## Page element annotations
┌──
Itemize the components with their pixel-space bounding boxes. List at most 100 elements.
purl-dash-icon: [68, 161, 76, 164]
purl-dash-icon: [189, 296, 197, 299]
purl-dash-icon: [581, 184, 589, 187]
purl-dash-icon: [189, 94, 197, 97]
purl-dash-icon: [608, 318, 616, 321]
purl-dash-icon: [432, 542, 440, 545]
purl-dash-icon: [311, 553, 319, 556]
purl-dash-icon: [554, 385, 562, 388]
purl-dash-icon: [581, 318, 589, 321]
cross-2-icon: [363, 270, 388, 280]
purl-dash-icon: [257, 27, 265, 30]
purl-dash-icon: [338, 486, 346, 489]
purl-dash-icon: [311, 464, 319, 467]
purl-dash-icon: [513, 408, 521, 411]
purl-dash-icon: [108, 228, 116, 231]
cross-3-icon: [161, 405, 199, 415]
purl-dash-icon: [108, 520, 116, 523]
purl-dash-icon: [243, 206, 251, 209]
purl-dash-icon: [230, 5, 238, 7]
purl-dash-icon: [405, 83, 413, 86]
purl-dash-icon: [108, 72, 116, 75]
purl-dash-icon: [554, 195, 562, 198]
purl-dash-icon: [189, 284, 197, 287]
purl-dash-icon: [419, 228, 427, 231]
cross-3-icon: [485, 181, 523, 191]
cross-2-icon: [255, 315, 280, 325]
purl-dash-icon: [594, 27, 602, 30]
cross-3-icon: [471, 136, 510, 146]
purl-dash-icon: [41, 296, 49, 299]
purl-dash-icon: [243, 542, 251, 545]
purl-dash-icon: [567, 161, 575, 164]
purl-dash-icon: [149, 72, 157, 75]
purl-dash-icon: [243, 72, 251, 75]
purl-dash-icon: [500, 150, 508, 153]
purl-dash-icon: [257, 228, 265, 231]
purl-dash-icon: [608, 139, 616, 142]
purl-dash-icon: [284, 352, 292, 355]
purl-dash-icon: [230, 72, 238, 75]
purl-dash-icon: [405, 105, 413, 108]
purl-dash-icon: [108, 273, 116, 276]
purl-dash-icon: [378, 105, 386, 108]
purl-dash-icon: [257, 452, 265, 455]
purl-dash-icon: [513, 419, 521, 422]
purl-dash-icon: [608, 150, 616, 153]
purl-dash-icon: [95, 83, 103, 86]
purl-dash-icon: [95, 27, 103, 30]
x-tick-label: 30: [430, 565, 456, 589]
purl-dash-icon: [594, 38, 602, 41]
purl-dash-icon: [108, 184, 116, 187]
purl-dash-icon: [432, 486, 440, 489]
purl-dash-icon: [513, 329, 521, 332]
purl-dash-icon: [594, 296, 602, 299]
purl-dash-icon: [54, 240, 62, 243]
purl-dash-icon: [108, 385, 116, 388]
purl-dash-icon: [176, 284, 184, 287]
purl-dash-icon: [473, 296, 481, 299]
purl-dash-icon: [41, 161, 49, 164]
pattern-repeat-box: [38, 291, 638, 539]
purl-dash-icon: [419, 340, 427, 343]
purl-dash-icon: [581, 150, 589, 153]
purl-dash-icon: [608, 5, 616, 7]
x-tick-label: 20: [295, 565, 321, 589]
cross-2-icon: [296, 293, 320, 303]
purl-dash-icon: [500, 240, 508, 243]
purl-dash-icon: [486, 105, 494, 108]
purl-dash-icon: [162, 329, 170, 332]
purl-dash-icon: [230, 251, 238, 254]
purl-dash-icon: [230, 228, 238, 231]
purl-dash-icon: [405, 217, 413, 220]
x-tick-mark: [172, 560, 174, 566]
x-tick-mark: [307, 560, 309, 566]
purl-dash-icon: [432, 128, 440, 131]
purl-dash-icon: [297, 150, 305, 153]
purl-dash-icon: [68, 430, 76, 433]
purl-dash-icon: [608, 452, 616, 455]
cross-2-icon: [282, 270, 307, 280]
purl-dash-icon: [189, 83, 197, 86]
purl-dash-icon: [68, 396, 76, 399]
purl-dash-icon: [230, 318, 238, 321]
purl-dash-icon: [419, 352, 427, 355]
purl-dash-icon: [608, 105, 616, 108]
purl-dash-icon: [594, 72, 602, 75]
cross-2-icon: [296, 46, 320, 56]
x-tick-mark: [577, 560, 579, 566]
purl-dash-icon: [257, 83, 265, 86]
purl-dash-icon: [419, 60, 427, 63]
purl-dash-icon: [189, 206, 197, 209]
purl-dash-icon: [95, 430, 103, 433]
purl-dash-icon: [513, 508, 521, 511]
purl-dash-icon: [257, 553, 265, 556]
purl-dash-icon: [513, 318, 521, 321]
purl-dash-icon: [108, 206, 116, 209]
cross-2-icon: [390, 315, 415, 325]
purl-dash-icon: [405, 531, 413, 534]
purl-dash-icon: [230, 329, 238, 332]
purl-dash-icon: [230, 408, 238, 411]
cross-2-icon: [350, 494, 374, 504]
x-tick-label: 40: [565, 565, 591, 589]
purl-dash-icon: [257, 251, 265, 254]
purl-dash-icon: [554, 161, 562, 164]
└──
## Prompt
Rewrite the items above as a numbered list, omitting any blank lines.

## Full output
1. Itemize the components with their pixel-space bounding boxes. List at most 100 elements.
2. purl-dash-icon: [68, 161, 76, 164]
3. purl-dash-icon: [189, 296, 197, 299]
4. purl-dash-icon: [581, 184, 589, 187]
5. purl-dash-icon: [189, 94, 197, 97]
6. purl-dash-icon: [608, 318, 616, 321]
7. purl-dash-icon: [432, 542, 440, 545]
8. purl-dash-icon: [311, 553, 319, 556]
9. purl-dash-icon: [554, 385, 562, 388]
10. purl-dash-icon: [581, 318, 589, 321]
11. cross-2-icon: [363, 270, 388, 280]
12. purl-dash-icon: [257, 27, 265, 30]
13. purl-dash-icon: [338, 486, 346, 489]
14. purl-dash-icon: [311, 464, 319, 467]
15. purl-dash-icon: [513, 408, 521, 411]
16. purl-dash-icon: [108, 228, 116, 231]
17. cross-3-icon: [161, 405, 199, 415]
18. purl-dash-icon: [108, 520, 116, 523]
19. purl-dash-icon: [243, 206, 251, 209]
20. purl-dash-icon: [230, 5, 238, 7]
21. purl-dash-icon: [405, 83, 413, 86]
22. purl-dash-icon: [108, 72, 116, 75]
23. purl-dash-icon: [554, 195, 562, 198]
24. purl-dash-icon: [189, 284, 197, 287]
25. purl-dash-icon: [419, 228, 427, 231]
26. cross-3-icon: [485, 181, 523, 191]
27. cross-2-icon: [255, 315, 280, 325]
28. purl-dash-icon: [594, 27, 602, 30]
29. cross-3-icon: [471, 136, 510, 146]
30. purl-dash-icon: [41, 296, 49, 299]
31. purl-dash-icon: [243, 542, 251, 545]
32. purl-dash-icon: [567, 161, 575, 164]
33. purl-dash-icon: [149, 72, 157, 75]
34. purl-dash-icon: [243, 72, 251, 75]
35. purl-dash-icon: [500, 150, 508, 153]
36. purl-dash-icon: [257, 228, 265, 231]
37. purl-dash-icon: [608, 139, 616, 142]
38. purl-dash-icon: [284, 352, 292, 355]
39. purl-dash-icon: [230, 72, 238, 75]
40. purl-dash-icon: [405, 105, 413, 108]
41. purl-dash-icon: [108, 273, 116, 276]
42. purl-dash-icon: [378, 105, 386, 108]
43. purl-dash-icon: [257, 452, 265, 455]
44. purl-dash-icon: [513, 419, 521, 422]
45. purl-dash-icon: [608, 150, 616, 153]
46. purl-dash-icon: [95, 83, 103, 86]
47. purl-dash-icon: [95, 27, 103, 30]
48. x-tick-label: 30: [430, 565, 456, 589]
49. purl-dash-icon: [594, 38, 602, 41]
50. purl-dash-icon: [108, 184, 116, 187]
51. purl-dash-icon: [432, 486, 440, 489]
52. purl-dash-icon: [513, 329, 521, 332]
53. purl-dash-icon: [594, 296, 602, 299]
54. purl-dash-icon: [54, 240, 62, 243]
55. purl-dash-icon: [108, 385, 116, 388]
56. purl-dash-icon: [176, 284, 184, 287]
57. purl-dash-icon: [473, 296, 481, 299]
58. purl-dash-icon: [41, 161, 49, 164]
59. pattern-repeat-box: [38, 291, 638, 539]
60. purl-dash-icon: [419, 340, 427, 343]
61. purl-dash-icon: [581, 150, 589, 153]
62. purl-dash-icon: [608, 5, 616, 7]
63. x-tick-label: 20: [295, 565, 321, 589]
64. cross-2-icon: [296, 293, 320, 303]
65. purl-dash-icon: [500, 240, 508, 243]
66. purl-dash-icon: [486, 105, 494, 108]
67. purl-dash-icon: [162, 329, 170, 332]
68. purl-dash-icon: [230, 251, 238, 254]
69. purl-dash-icon: [230, 228, 238, 231]
70. purl-dash-icon: [405, 217, 413, 220]
71. x-tick-mark: [172, 560, 174, 566]
72. x-tick-mark: [307, 560, 309, 566]
73. purl-dash-icon: [432, 128, 440, 131]
74. purl-dash-icon: [297, 150, 305, 153]
75. purl-dash-icon: [68, 430, 76, 433]
76. purl-dash-icon: [608, 452, 616, 455]
77. cross-2-icon: [282, 270, 307, 280]
78. purl-dash-icon: [189, 83, 197, 86]
79. purl-dash-icon: [68, 396, 76, 399]
80. purl-dash-icon: [230, 318, 238, 321]
81. purl-dash-icon: [419, 352, 427, 355]
82. purl-dash-icon: [608, 105, 616, 108]
83. purl-dash-icon: [594, 72, 602, 75]
84. cross-2-icon: [296, 46, 320, 56]
85. x-tick-mark: [577, 560, 579, 566]
86. purl-dash-icon: [257, 83, 265, 86]
87. purl-dash-icon: [419, 60, 427, 63]
88. purl-dash-icon: [189, 206, 197, 209]
89. purl-dash-icon: [95, 430, 103, 433]
90. purl-dash-icon: [513, 508, 521, 511]
91. purl-dash-icon: [257, 553, 265, 556]
92. purl-dash-icon: [513, 318, 521, 321]
93. purl-dash-icon: [108, 206, 116, 209]
94. cross-2-icon: [390, 315, 415, 325]
95. purl-dash-icon: [405, 531, 413, 534]
96. purl-dash-icon: [230, 329, 238, 332]
97. purl-dash-icon: [230, 408, 238, 411]
98. cross-2-icon: [350, 494, 374, 504]
99. x-tick-label: 40: [565, 565, 591, 589]
100. purl-dash-icon: [257, 251, 265, 254]
101. purl-dash-icon: [554, 161, 562, 164]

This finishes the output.